Stated goal
Quote the whole listing word for word, please.

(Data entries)
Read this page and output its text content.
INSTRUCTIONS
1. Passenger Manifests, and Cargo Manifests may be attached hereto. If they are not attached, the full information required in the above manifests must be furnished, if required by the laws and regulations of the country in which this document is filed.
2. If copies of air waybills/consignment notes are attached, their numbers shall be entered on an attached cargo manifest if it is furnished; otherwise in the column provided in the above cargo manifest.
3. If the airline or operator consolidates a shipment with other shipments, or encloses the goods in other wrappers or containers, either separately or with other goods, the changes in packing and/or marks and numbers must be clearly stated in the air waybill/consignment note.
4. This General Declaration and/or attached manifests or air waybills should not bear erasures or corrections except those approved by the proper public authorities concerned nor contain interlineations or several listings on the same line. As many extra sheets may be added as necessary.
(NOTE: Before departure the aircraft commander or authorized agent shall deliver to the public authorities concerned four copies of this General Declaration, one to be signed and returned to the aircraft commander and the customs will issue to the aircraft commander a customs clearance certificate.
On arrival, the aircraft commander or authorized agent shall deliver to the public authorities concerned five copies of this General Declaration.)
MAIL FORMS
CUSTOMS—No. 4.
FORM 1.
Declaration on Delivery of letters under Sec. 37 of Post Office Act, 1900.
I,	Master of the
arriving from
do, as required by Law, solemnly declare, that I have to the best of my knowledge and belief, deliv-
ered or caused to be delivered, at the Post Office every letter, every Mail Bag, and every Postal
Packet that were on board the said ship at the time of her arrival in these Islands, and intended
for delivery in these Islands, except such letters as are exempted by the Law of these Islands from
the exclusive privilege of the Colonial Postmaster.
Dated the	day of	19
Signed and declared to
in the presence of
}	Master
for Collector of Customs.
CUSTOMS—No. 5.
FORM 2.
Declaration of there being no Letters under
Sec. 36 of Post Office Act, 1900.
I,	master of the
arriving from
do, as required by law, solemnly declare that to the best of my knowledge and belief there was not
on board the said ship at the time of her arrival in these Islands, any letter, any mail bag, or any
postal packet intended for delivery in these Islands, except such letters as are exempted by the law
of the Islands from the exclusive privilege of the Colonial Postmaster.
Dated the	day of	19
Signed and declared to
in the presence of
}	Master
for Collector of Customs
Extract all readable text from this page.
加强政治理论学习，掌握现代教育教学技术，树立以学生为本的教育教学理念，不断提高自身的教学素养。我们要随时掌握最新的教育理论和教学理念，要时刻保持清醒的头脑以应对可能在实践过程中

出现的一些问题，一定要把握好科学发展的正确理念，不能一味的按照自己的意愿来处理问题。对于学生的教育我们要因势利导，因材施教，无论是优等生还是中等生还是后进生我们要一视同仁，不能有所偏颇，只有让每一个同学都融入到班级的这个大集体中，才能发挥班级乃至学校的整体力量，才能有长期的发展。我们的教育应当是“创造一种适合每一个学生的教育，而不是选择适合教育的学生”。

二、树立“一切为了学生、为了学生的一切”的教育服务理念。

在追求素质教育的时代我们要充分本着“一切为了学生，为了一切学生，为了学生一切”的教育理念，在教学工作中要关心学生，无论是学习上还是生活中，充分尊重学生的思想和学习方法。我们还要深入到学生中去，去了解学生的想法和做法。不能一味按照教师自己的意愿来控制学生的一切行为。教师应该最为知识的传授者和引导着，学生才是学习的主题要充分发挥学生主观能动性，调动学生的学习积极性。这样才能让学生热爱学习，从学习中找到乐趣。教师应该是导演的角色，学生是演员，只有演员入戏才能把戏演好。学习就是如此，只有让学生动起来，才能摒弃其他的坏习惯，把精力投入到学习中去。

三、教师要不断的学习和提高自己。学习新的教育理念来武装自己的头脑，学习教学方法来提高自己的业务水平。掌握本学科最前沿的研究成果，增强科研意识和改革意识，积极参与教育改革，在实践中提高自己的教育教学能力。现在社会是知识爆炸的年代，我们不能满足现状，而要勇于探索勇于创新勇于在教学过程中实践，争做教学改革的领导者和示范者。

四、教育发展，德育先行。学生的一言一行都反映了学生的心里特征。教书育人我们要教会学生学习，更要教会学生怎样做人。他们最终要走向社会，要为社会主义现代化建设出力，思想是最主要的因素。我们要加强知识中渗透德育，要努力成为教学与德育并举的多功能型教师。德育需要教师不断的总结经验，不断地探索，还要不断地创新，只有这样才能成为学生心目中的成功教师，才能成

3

Answer
Read this page and output its text content.
INSTRUCTIONS
1. Passenger Manifests, and Cargo Manifests may be attached hereto. If they are not attached, the full information required in the above manifests must be furnished, if required by the laws and regulations of the country in which this document is filed.
2. If copies of air waybills/consignment notes are attached, their numbers shall be entered on an attached cargo manifest if it is furnished; otherwise in the column provided in the above cargo manifest.
3. If the airline or operator consolidates a shipment with other shipments, or encloses the goods in other wrappers or containers, either separately or with other goods, the changes in packing and/or marks and numbers must be clearly stated in the air waybill/consignment note.
4. This General Declaration and/or attached manifests or air waybills should not bear erasures or corrections except those approved by the proper public authorities concerned nor contain interlineations or several listings on the same line. As many extra sheets may be added as necessary.
(NOTE: Before departure the aircraft commander or authorized agent shall deliver to the public authorities concerned four copies of this General Declaration, one to be signed and returned to the aircraft commander and the customs will issue to the aircraft commander a customs clearance certificate.
On arrival, the aircraft commander or authorized agent shall deliver to the public authorities concerned five copies of this General Declaration.)
MAIL FORMS
CUSTOMS—No. 4.
FORM 1.
Declaration on Delivery of letters under Sec. 37 of Post Office Act, 1900.
I,	Master of the
arriving from
do, as required by Law, solemnly declare, that I have to the best of my knowledge and belief, deliv-
ered or caused to be delivered, at the Post Office every letter, every Mail Bag, and every Postal
Packet that were on board the said ship at the time of her arrival in these Islands, and intended
for delivery in these Islands, except such letters as are exempted by the Law of these Islands from
the exclusive privilege of the Colonial Postmaster.
Dated the	day of	19
Signed and declared to
in the presence of
}	Master
for Collector of Customs.
CUSTOMS—No. 5.
FORM 2.
Declaration of there being no Letters under
Sec. 36 of Post Office Act, 1900.
I,	master of the
arriving from
do, as required by law, solemnly declare that to the best of my knowledge and belief there was not
on board the said ship at the time of her arrival in these Islands, any letter, any mail bag, or any
postal packet intended for delivery in these Islands, except such letters as are exempted by the law
of the Islands from the exclusive privilege of the Colonial Postmaster.
Dated the	day of	19
Signed and declared to
in the presence of
}	Master
for Collector of Customs
Extract all readable text from this page.
加强政治理论学习，掌握现代教育教学技术，树立以学生为本的教育教学理念，不断提高自身的教学素养。我们要随时掌握最新的教育理论和教学理念，要时刻保持清醒的头脑以应对可能在实践过程中

出现的一些问题，一定要把握好科学发展的正确理念，不能一味的按照自己的意愿来处理问题。对于学生的教育我们要因势利导，因材施教，无论是优等生还是中等生还是后进生我们要一视同仁，不能有所偏颇，只有让每一个同学都融入到班级的这个大集体中，才能发挥班级乃至学校的整体力量，才能有长期的发展。我们的教育应当是“创造一种适合每一个学生的教育，而不是选择适合教育的学生”。

二、树立“一切为了学生、为了学生的一切”的教育服务理念。

在追求素质教育的时代我们要充分本着“一切为了学生，为了一切学生，为了学生一切”的教育理念，在教学工作中要关心学生，无论是学习上还是生活中，充分尊重学生的思想和学习方法。我们还要深入到学生中去，去了解学生的想法和做法。不能一味按照教师自己的意愿来控制学生的一切行为。教师应该最为知识的传授者和引导着，学生才是学习的主题要充分发挥学生主观能动性，调动学生的学习积极性。这样才能让学生热爱学习，从学习中找到乐趣。教师应该是导演的角色，学生是演员，只有演员入戏才能把戏演好。学习就是如此，只有让学生动起来，才能摒弃其他的坏习惯，把精力投入到学习中去。

三、教师要不断的学习和提高自己。学习新的教育理念来武装自己的头脑，学习教学方法来提高自己的业务水平。掌握本学科最前沿的研究成果，增强科研意识和改革意识，积极参与教育改革，在实践中提高自己的教育教学能力。现在社会是知识爆炸的年代，我们不能满足现状，而要勇于探索勇于创新勇于在教学过程中实践，争做教学改革的领导者和示范者。

四、教育发展，德育先行。学生的一言一行都反映了学生的心里特征。教书育人我们要教会学生学习，更要教会学生怎样做人。他们最终要走向社会，要为社会主义现代化建设出力，思想是最主要的因素。我们要加强知识中渗透德育，要努力成为教学与德育并举的多功能型教师。德育需要教师不断的总结经验，不断地探索，还要不断地创新，只有这样才能成为学生心目中的成功教师，才能成

3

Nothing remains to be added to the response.